_What is required_:
In the listing below, identify each line with the word "maximum" and return those lines.

-------------------------

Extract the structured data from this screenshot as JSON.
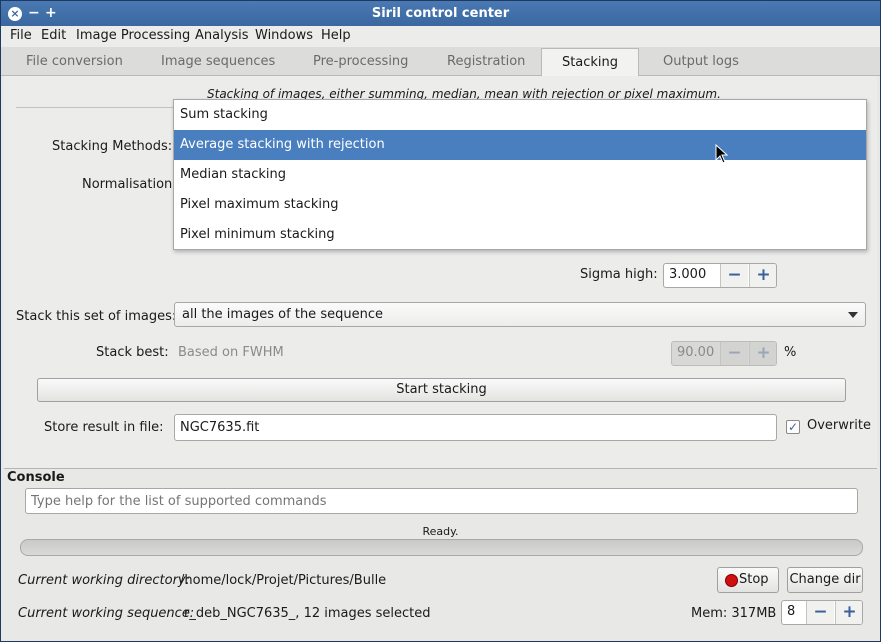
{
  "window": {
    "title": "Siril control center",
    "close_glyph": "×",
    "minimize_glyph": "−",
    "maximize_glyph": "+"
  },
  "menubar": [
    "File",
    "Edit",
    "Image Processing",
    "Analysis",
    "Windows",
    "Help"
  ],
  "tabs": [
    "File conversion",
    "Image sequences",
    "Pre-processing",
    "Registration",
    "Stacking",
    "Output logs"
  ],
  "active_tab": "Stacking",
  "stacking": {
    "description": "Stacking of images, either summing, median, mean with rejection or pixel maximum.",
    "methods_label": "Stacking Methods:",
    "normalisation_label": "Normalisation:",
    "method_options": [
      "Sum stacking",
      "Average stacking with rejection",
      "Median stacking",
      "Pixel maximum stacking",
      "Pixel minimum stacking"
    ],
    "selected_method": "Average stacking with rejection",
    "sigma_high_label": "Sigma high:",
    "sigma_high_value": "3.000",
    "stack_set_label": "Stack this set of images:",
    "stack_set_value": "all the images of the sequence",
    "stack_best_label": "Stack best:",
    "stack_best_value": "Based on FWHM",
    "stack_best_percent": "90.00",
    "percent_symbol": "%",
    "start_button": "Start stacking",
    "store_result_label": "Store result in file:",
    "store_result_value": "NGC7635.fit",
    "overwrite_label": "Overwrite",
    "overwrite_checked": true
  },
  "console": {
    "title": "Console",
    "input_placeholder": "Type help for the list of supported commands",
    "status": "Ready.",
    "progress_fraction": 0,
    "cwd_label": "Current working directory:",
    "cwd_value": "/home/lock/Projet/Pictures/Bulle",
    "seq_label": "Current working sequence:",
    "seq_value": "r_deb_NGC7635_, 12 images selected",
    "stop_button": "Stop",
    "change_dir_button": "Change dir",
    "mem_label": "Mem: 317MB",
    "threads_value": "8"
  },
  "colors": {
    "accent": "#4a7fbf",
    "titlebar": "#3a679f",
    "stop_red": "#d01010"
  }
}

-------------------------

_Solution_:
    "description": "Stacking of images, either summing, median, mean with rejection or pixel maximum.",
      "Pixel maximum stacking",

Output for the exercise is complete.